** INPUT RECORDS **
---
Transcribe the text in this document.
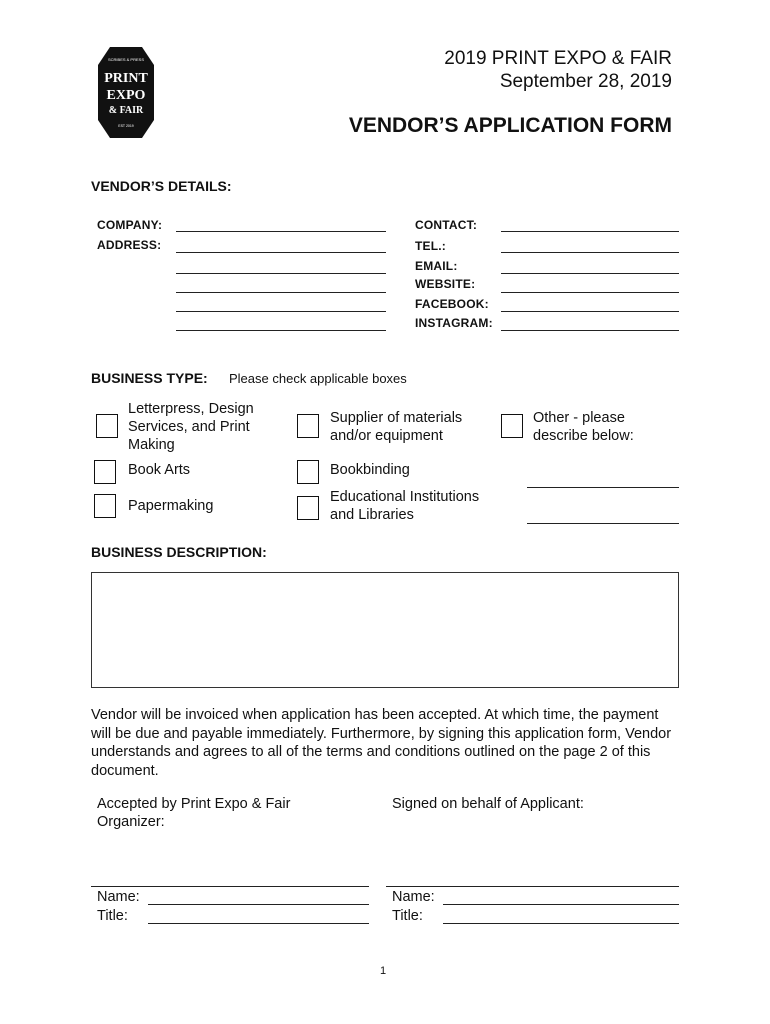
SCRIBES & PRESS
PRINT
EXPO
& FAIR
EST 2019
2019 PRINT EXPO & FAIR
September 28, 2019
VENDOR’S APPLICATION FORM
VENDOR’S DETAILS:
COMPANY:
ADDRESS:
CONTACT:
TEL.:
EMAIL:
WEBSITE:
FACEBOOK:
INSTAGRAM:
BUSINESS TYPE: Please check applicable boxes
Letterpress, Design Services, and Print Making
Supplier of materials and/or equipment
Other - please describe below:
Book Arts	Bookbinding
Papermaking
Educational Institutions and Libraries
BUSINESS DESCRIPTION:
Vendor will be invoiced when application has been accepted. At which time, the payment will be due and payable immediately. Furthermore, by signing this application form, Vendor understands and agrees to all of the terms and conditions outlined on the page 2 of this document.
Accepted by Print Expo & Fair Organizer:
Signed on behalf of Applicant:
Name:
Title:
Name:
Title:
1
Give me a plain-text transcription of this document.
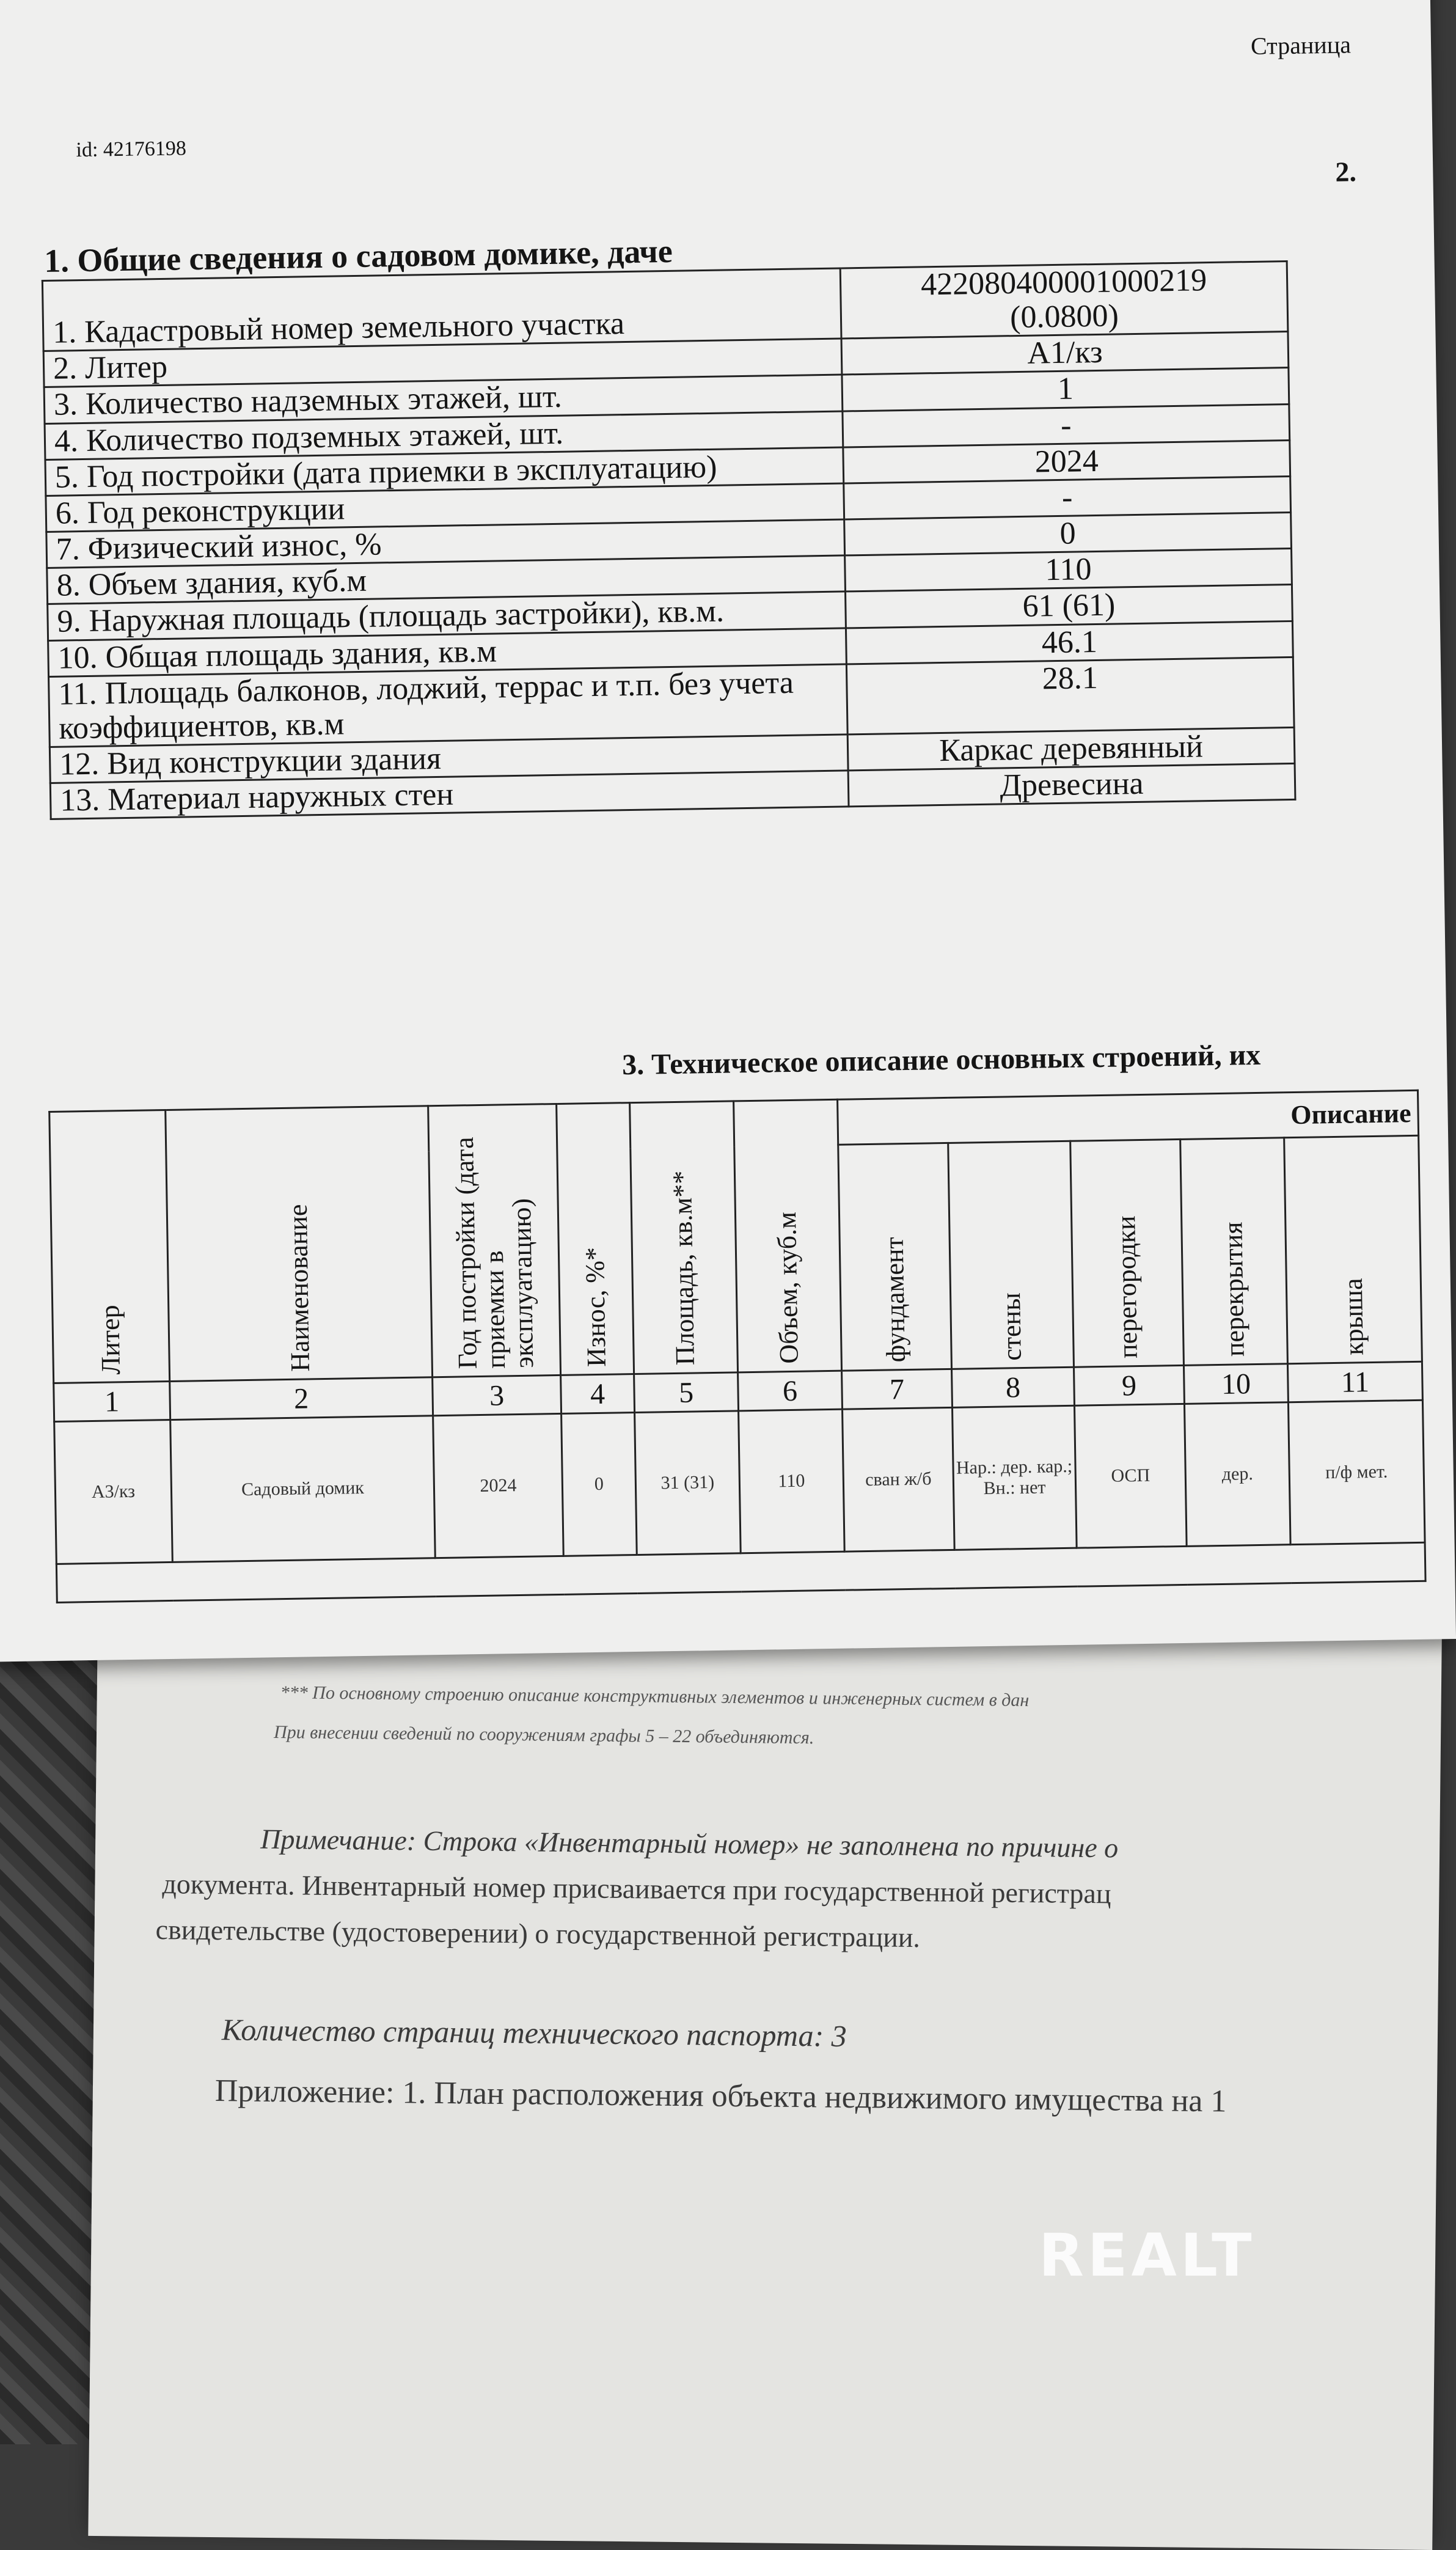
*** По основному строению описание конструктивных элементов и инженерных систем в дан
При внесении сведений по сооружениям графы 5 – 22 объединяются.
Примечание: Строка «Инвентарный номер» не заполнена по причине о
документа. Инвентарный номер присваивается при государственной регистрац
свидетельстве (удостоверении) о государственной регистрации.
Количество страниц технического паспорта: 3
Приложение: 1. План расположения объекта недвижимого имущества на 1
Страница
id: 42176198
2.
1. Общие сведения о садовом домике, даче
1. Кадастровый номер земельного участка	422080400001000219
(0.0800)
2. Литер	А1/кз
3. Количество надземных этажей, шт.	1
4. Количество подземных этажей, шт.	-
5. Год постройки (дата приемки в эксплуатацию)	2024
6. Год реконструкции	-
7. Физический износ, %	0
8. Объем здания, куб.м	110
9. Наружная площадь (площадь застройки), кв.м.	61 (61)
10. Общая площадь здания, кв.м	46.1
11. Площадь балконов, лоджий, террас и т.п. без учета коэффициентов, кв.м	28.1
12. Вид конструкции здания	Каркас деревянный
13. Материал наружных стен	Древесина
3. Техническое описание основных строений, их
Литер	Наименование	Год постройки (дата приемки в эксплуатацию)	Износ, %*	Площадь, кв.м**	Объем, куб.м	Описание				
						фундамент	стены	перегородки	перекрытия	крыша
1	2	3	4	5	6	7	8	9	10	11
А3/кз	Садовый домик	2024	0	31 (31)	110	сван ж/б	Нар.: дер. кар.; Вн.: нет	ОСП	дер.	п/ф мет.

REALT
---
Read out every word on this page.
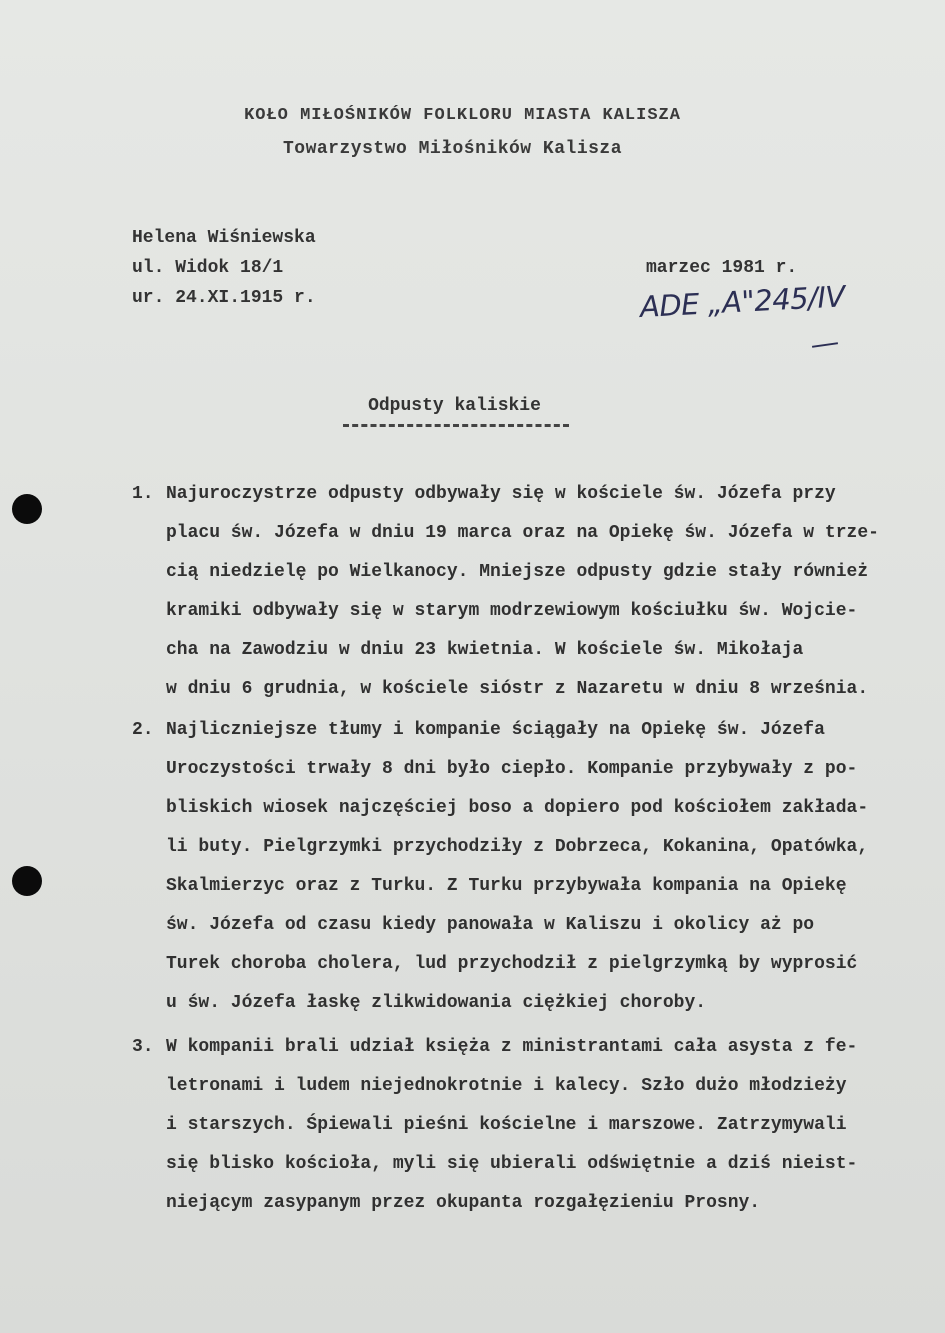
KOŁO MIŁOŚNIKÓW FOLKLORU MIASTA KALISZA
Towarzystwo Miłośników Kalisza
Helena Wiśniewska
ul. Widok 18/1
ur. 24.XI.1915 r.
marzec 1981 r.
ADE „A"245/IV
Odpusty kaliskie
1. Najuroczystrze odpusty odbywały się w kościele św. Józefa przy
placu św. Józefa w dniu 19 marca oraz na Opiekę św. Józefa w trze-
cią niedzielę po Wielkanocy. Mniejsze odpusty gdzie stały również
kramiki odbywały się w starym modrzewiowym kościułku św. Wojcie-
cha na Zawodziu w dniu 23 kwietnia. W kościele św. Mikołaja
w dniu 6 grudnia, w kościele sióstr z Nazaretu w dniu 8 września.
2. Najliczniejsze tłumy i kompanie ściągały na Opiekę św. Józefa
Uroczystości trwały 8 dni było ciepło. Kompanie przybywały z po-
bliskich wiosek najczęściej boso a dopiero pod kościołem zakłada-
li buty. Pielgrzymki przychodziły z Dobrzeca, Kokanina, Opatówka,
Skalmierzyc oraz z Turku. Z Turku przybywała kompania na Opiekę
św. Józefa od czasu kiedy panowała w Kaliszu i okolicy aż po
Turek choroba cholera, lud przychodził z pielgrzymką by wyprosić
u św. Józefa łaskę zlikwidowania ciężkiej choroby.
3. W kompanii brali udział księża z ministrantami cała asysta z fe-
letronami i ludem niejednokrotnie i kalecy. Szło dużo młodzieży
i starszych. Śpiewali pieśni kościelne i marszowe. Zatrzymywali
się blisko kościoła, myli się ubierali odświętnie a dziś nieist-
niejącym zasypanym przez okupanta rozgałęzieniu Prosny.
---
** DIRECTION **
Across all the entries, count the lines that contain the word "этажей" and give the number by itself.

** REPLY TO THE EXERCISE **
2